### WRITTEN REQUEST A
Duplicate, word for word, the section of the piece on researching historical fiction that begins with the words containing "What most writers" and ends with "an amazing manuscript.".
* Begin SELECTED PASSAGE *
Do you write Historical Fiction? Writing historically accurate fiction starts with RESEARCH.
Well, duh! I know that.
What most writers forget is that they take for granted a great many aspects which can lend more credence to their works, as well as a better experience of the story they want to put forward to readers. Additionally, if you want to be considered historically accurate, you must behave as a historian–do you due diligence. Can it always be done? Some things might slip past you. No human is perfect. Try your best. This series is going to help by presenting articles of interest from around the internet and get you started on the research necessary to complete an amazing manuscript.
Movies
Movies are not historical. I could leave this article here, but I am sure, as a writer looking to up your game, you want to know why that is.
Well, just like historical romance is not history, historical film is not history. Much of this genre interpolates the possibilities of truth surrounding the subject time frame. Romance novels, for the most part, are written without spending much time at all figuring out anything of historical merit. The point of the work is to use historical items to enhance an erotic story. That is all. Just like in film, the point is to use history to entertain the audience.
Even documentary film can be incorrect in the findings they present. When using either a cinematic entertainment or a documentary film, the researcher must do their homework. Neither of these can be primary resources. That said, once in a while a documentary or film comes along where someone has done their work and the film can supply a great tertiary resource.
They can help you think about how you might handle the plot of your story and supply inspiration. For instance, if the film is about a city in India, and the author has never been there, then they might use a documentary or film to estimate what the environment is like—sights, sounds and feel. Trust me, if you’re worth your salt, you’ll want to consider this. There is a way to be completely immersive without bogging the reader down. However, some of the greatest works out there have taken their time to tell the reader about a world they know little about.
* End SELECTED PASSAGE *
* Begin PROVIDED DATA *
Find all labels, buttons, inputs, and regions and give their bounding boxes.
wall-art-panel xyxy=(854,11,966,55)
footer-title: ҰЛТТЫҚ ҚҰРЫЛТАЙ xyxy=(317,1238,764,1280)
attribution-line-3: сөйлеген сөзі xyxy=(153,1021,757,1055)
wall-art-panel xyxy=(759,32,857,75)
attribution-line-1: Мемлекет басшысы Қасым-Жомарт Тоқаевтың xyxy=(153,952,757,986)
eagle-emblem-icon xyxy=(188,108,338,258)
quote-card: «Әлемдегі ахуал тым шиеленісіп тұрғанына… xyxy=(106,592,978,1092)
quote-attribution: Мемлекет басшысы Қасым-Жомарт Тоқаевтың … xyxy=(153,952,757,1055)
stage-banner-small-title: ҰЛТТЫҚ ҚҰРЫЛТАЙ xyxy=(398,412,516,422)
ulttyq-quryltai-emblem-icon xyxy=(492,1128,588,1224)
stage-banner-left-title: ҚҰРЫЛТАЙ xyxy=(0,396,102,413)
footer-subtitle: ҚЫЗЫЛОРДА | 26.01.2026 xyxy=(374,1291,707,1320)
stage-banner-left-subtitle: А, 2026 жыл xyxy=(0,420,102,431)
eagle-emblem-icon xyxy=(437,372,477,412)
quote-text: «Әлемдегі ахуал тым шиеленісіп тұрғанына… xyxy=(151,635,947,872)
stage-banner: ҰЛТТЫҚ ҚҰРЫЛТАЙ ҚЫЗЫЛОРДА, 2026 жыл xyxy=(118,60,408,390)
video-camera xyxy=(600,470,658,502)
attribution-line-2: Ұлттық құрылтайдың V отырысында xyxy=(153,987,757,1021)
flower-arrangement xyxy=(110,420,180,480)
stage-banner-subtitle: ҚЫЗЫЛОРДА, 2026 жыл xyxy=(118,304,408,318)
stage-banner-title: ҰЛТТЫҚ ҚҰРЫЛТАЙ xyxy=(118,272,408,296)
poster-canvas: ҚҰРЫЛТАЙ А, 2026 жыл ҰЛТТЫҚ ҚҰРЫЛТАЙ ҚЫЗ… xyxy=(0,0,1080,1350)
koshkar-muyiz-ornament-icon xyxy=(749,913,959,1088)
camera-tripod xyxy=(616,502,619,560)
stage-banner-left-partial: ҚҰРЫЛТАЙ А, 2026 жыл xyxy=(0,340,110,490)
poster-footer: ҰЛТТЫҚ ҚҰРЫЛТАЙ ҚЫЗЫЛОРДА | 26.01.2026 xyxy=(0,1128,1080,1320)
* End PROVIDED DATA *
### WRITTEN REQUEST B
Give as a numbered list the rows that run from the first row through the row containing "footer-subtitle: ҚЫЗЫЛОРДА |", both ends included and blank lines omitted.

### FULL RESPONSE A
What most writers forget is that they take for granted a great many aspects which can lend more credence to their works, as well as a better experience of the story they want to put forward to readers. Additionally, if you want to be considered historically accurate, you must behave as a historian–do you due diligence. Can it always be done? Some things might slip past you. No human is perfect. Try your best. This series is going to help by presenting articles of interest from around the internet and get you started on the research necessary to complete an amazing manuscript.

### FULL RESPONSE B
1. Find all labels, buttons, inputs, and regions and give their bounding boxes.
2. wall-art-panel xyxy=(854,11,966,55)
3. footer-title: ҰЛТТЫҚ ҚҰРЫЛТАЙ xyxy=(317,1238,764,1280)
4. attribution-line-3: сөйлеген сөзі xyxy=(153,1021,757,1055)
5. wall-art-panel xyxy=(759,32,857,75)
6. attribution-line-1: Мемлекет басшысы Қасым-Жомарт Тоқаевтың xyxy=(153,952,757,986)
7. eagle-emblem-icon xyxy=(188,108,338,258)
8. quote-card: «Әлемдегі ахуал тым шиеленісіп тұрғанына… xyxy=(106,592,978,1092)
9. quote-attribution: Мемлекет басшысы Қасым-Жомарт Тоқаевтың … xyxy=(153,952,757,1055)
10. stage-banner-small-title: ҰЛТТЫҚ ҚҰРЫЛТАЙ xyxy=(398,412,516,422)
11. ulttyq-quryltai-emblem-icon xyxy=(492,1128,588,1224)
12. stage-banner-left-title: ҚҰРЫЛТАЙ xyxy=(0,396,102,413)
13. footer-subtitle: ҚЫЗЫЛОРДА | 26.01.2026 xyxy=(374,1291,707,1320)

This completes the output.